/---

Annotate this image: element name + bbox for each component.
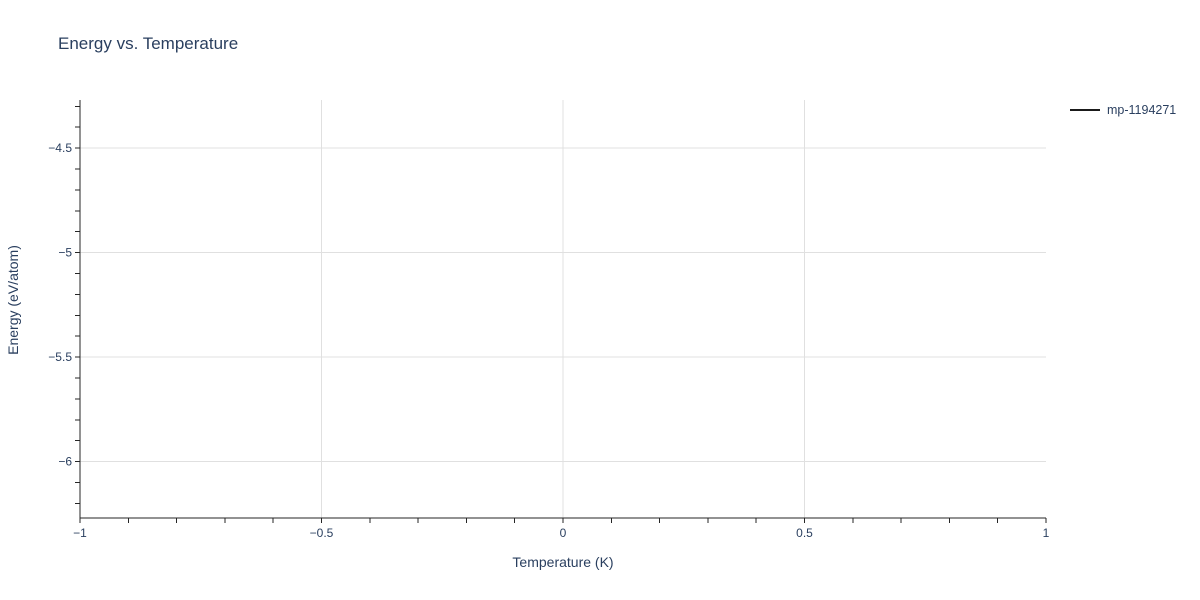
y-tick-label: −4.5 [48, 141, 72, 155]
x-tick-label: 0 [560, 526, 567, 540]
x-axis-title: Temperature (K) [512, 554, 614, 570]
x-tick-label: −1 [73, 526, 87, 540]
legend: mp-1194271 [1070, 103, 1176, 117]
y-tick-label: −5.5 [48, 350, 72, 364]
y-tick-label: −5 [58, 246, 72, 260]
legend-item[interactable]: mp-1194271 [1070, 103, 1176, 117]
y-axis-title: Energy (eV/atom) [5, 245, 21, 355]
legend-line-swatch [1070, 109, 1100, 111]
x-tick-label: 0.5 [796, 526, 813, 540]
legend-series-label: mp-1194271 [1107, 103, 1177, 117]
x-tick-label: 1 [1043, 526, 1050, 540]
x-tick-label: −0.5 [310, 526, 334, 540]
y-tick-label: −6 [58, 455, 72, 469]
chart-title: Energy vs. Temperature [58, 34, 239, 53]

\---

**Brief**.
Please go through the items above again, swapping "Temperature" for "Pressure" wherever it occurs and changing nothing else. Omit the pictures.

**Solution to this problem**.
Annotate this image: element name + bbox for each component.
y-tick-label: −4.5 [48, 141, 72, 155]
x-tick-label: 0 [560, 526, 567, 540]
x-axis-title: Pressure (K) [512, 554, 614, 570]
x-tick-label: −1 [73, 526, 87, 540]
legend: mp-1194271 [1070, 103, 1176, 117]
y-tick-label: −5.5 [48, 350, 72, 364]
y-tick-label: −5 [58, 246, 72, 260]
legend-item[interactable]: mp-1194271 [1070, 103, 1176, 117]
y-axis-title: Energy (eV/atom) [5, 245, 21, 355]
legend-line-swatch [1070, 109, 1100, 111]
x-tick-label: 0.5 [796, 526, 813, 540]
legend-series-label: mp-1194271 [1107, 103, 1177, 117]
x-tick-label: 1 [1043, 526, 1050, 540]
x-tick-label: −0.5 [310, 526, 334, 540]
y-tick-label: −6 [58, 455, 72, 469]
chart-title: Energy vs. Pressure [58, 34, 239, 53]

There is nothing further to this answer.